Problem:
Scan the lines below for the string "this" and copy every one that has it.

[Dataset items]
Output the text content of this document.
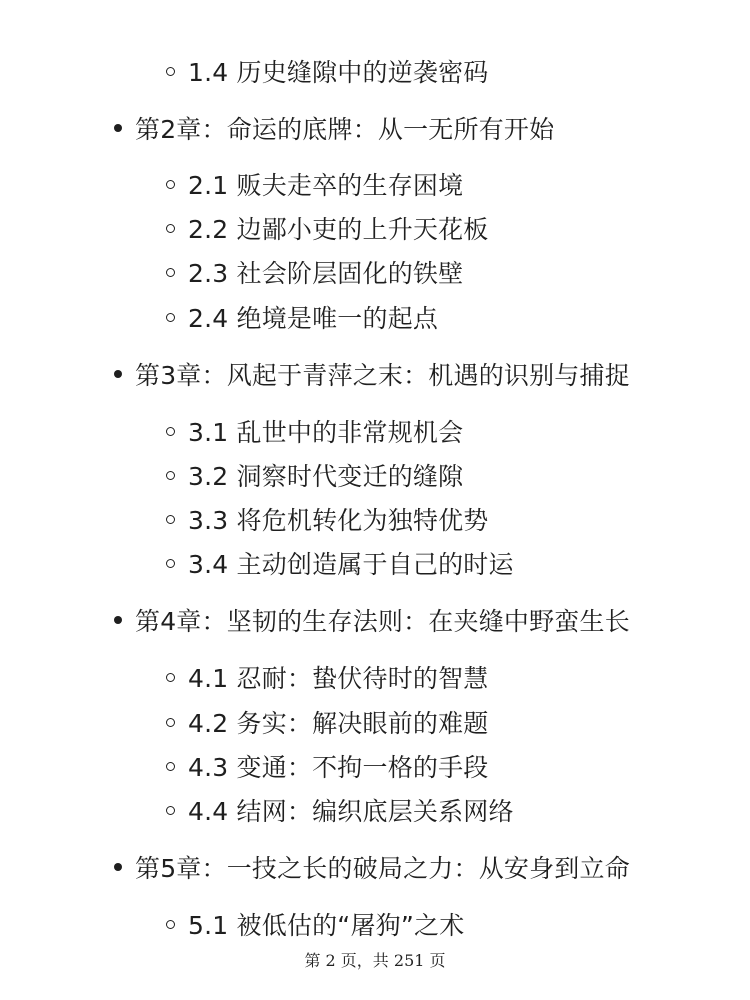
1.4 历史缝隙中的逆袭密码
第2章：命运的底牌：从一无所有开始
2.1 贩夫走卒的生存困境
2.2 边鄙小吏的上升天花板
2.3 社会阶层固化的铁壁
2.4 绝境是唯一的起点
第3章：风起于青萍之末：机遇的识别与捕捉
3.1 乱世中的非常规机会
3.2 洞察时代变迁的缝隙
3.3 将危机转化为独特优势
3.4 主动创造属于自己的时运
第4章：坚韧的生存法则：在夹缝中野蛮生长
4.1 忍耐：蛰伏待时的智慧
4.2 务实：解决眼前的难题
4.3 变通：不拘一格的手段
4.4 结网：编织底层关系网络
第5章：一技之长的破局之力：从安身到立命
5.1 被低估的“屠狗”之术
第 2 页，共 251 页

==

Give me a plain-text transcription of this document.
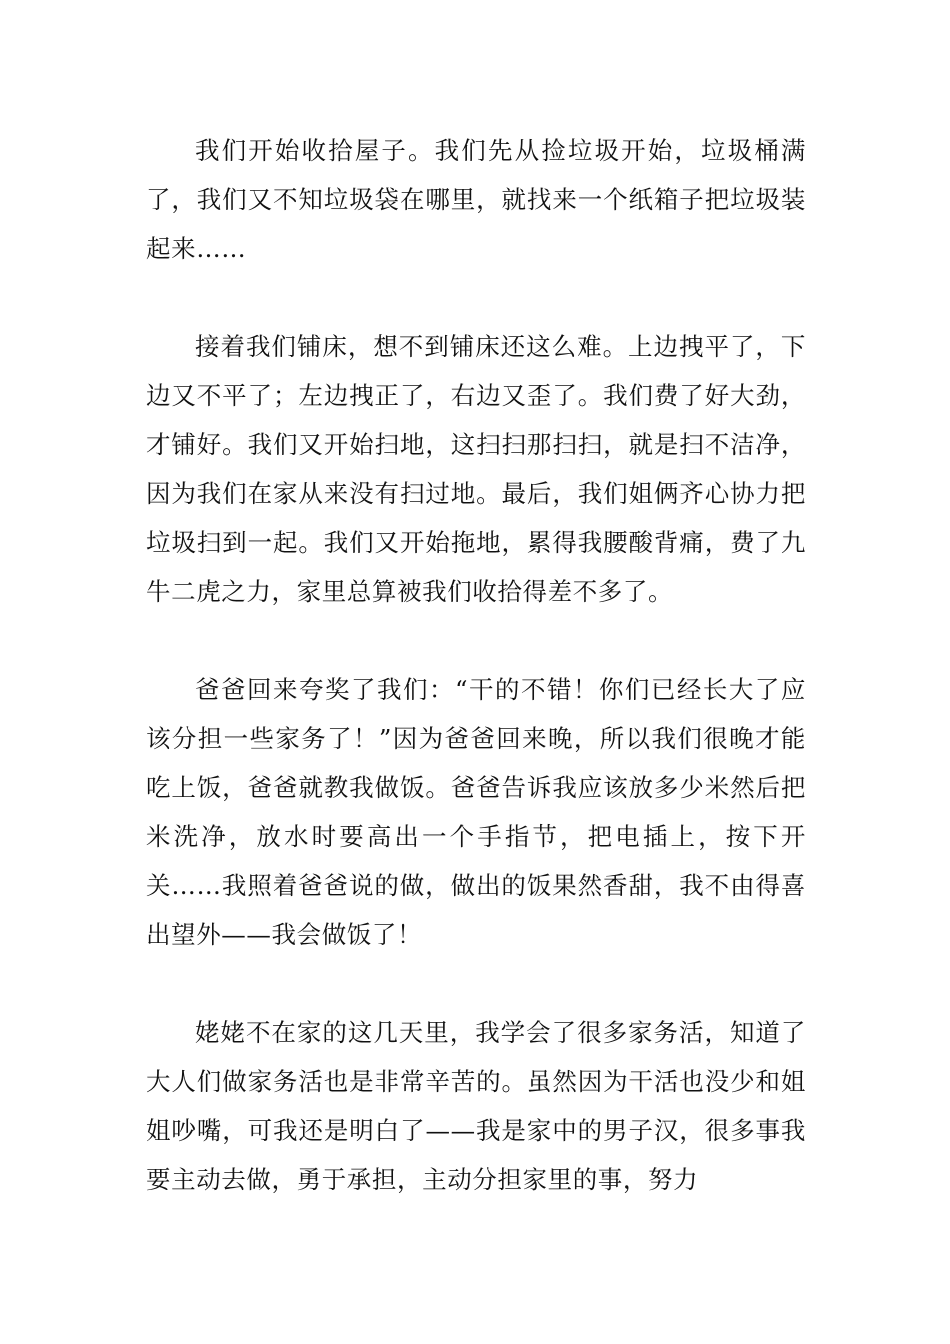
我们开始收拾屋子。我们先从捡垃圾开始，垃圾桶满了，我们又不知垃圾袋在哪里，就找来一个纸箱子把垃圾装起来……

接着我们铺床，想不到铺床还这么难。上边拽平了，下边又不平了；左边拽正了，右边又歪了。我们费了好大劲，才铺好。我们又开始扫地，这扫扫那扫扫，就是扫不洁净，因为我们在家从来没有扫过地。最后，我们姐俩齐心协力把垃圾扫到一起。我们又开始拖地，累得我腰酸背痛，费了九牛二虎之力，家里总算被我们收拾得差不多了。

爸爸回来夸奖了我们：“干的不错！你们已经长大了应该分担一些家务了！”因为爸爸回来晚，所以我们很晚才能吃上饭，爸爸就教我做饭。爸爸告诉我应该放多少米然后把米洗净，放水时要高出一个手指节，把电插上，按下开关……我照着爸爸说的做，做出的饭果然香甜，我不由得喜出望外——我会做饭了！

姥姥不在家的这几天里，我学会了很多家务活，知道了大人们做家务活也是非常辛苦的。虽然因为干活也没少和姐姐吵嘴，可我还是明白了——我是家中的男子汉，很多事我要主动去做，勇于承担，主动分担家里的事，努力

Result:
Output the text content of this document.
Give me a plain-text transcription of this document.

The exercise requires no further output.